All entries must be repeated exactly; do not include the pictures.

● ● ● ● ●

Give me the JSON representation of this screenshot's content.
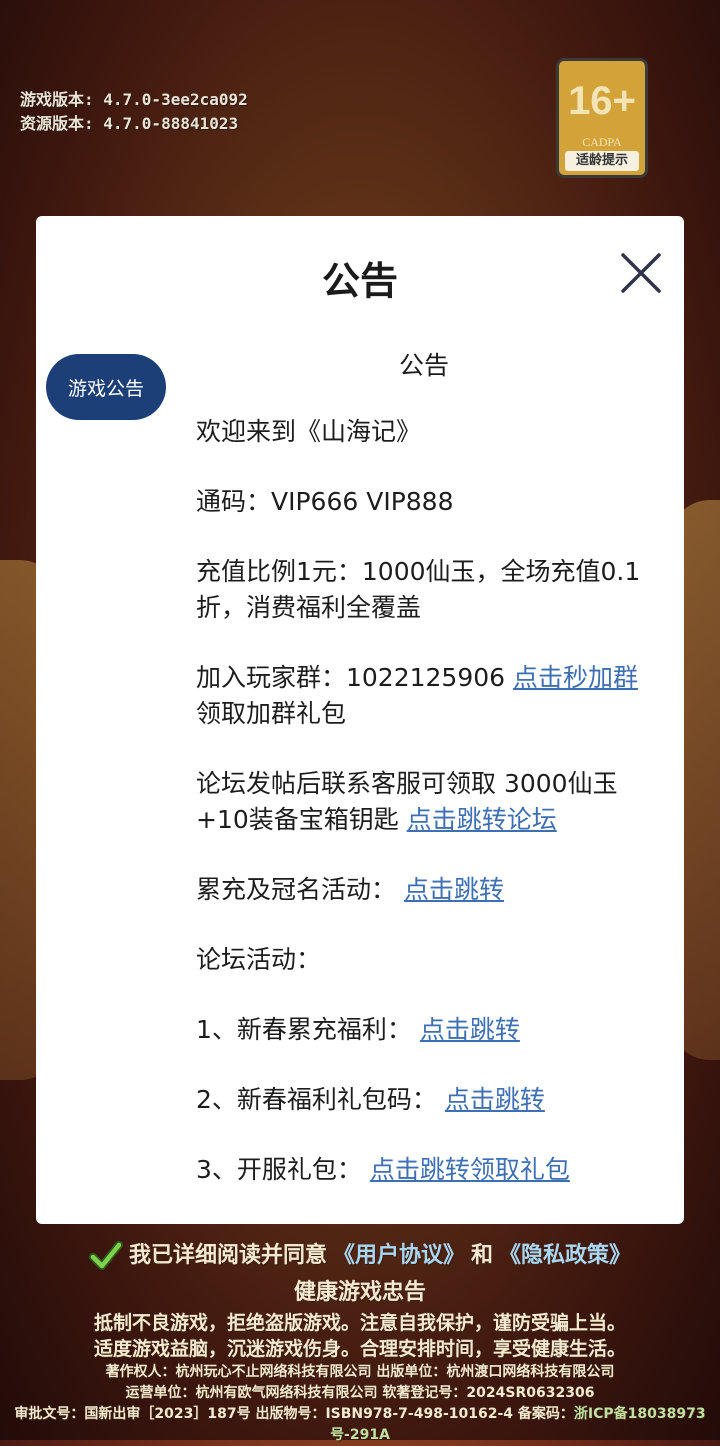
{
  "version": {
    "game": "游戏版本:  4.7.0-3ee2ca092",
    "resource": "资源版本:  4.7.0-88841023"
  },
  "age_badge": {
    "rating": "16+",
    "org": "CADPA",
    "tip": "适龄提示"
  },
  "modal": {
    "title": "公告",
    "close_icon": "close-icon",
    "tab_label": "游戏公告",
    "content": {
      "heading": "公告",
      "welcome": "欢迎来到《山海记》",
      "code": "通码：VIP666 VIP888",
      "recharge": "充值比例1元：1000仙玉，全场充值0.1折，消费福利全覆盖",
      "group_prefix": "加入玩家群：1022125906 ",
      "group_link": "点击秒加群",
      "group_suffix": " 领取加群礼包",
      "forum_prefix": "论坛发帖后联系客服可领取 3000仙玉+10装备宝箱钥匙 ",
      "forum_link": "点击跳转论坛",
      "event_prefix": "累充及冠名活动： ",
      "event_link": "点击跳转",
      "forum_activity": "论坛活动：",
      "item1_prefix": "1、新春累充福利： ",
      "item1_link": "点击跳转",
      "item2_prefix": "2、新春福利礼包码： ",
      "item2_link": "点击跳转",
      "item3_prefix": "3、开服礼包： ",
      "item3_link": "点击跳转领取礼包"
    }
  },
  "footer": {
    "agree_prefix": "我已详细阅读并同意",
    "user_agreement": "《用户协议》",
    "and": "和",
    "privacy_policy": "《隐私政策》",
    "health_title": "健康游戏忠告",
    "health_line1": "抵制不良游戏，拒绝盗版游戏。注意自我保护，谨防受骗上当。",
    "health_line2": "适度游戏益脑，沉迷游戏伤身。合理安排时间，享受健康生活。",
    "copyright": "著作权人：杭州玩心不止网络科技有限公司  出版单位：杭州渡口网络科技有限公司",
    "operator": "运营单位：杭州有欧气网络科技有限公司  软著登记号：2024SR0632306",
    "approval": "审批文号：国新出审［2023］187号 出版物号：ISBN978-7-498-10162-4 备案码：",
    "icp": "浙ICP备18038973号-291A"
  },
  "colors": {
    "modal_bg": "#ffffff",
    "tab_bg": "#1d3f78",
    "link": "#3e6fb3",
    "badge": "#d3a33a"
  }
}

● ● ● ● ●

● **Worked answer**
Give me the JSON representation of this screenshot's content.
{
  "version": {
    "game": "游戏版本:  4.7.0-3ee2ca092",
    "resource": "资源版本:  4.7.0-88841023"
  },
  "age_badge": {
    "rating": "16+",
    "org": "CADPA",
    "tip": "适龄提示"
  },
  "modal": {
    "title": "公告",
    "close_icon": "close-icon",
    "tab_label": "游戏公告",
    "content": {
      "heading": "公告",
      "welcome": "欢迎来到《山海记》",
      "code": "通码：VIP666 VIP888",
      "recharge": "充值比例1元：1000仙玉，全场充值0.1折，消费福利全覆盖",
      "group_prefix": "加入玩家群：1022125906 ",
      "group_link": "点击秒加群",
      "group_suffix": " 领取加群礼包",
      "forum_prefix": "论坛发帖后联系客服可领取 3000仙玉+10装备宝箱钥匙 ",
      "forum_link": "点击跳转论坛",
      "event_prefix": "累充及冠名活动： ",
      "event_link": "点击跳转",
      "forum_activity": "论坛活动：",
      "item1_prefix": "1、新春累充福利： ",
      "item1_link": "点击跳转",
      "item2_prefix": "2、新春福利礼包码： ",
      "item2_link": "点击跳转",
      "item3_prefix": "3、开服礼包： ",
      "item3_link": "点击跳转领取礼包"
    }
  },
  "footer": {
    "agree_prefix": "我已详细阅读并同意",
    "user_agreement": "《用户协议》",
    "and": "和",
    "privacy_policy": "《隐私政策》",
    "health_title": "健康游戏忠告",
    "health_line1": "抵制不良游戏，拒绝盗版游戏。注意自我保护，谨防受骗上当。",
    "health_line2": "适度游戏益脑，沉迷游戏伤身。合理安排时间，享受健康生活。",
    "copyright": "著作权人：杭州玩心不止网络科技有限公司  出版单位：杭州渡口网络科技有限公司",
    "operator": "运营单位：杭州有欧气网络科技有限公司  软著登记号：2024SR0632306",
    "approval": "审批文号：国新出审［2023］187号 出版物号：ISBN978-7-498-10162-4 备案码：",
    "icp": "浙ICP备18038973号-291A"
  },
  "colors": {
    "modal_bg": "#ffffff",
    "tab_bg": "#1d3f78",
    "link": "#3e6fb3",
    "badge": "#d3a33a"
  }
}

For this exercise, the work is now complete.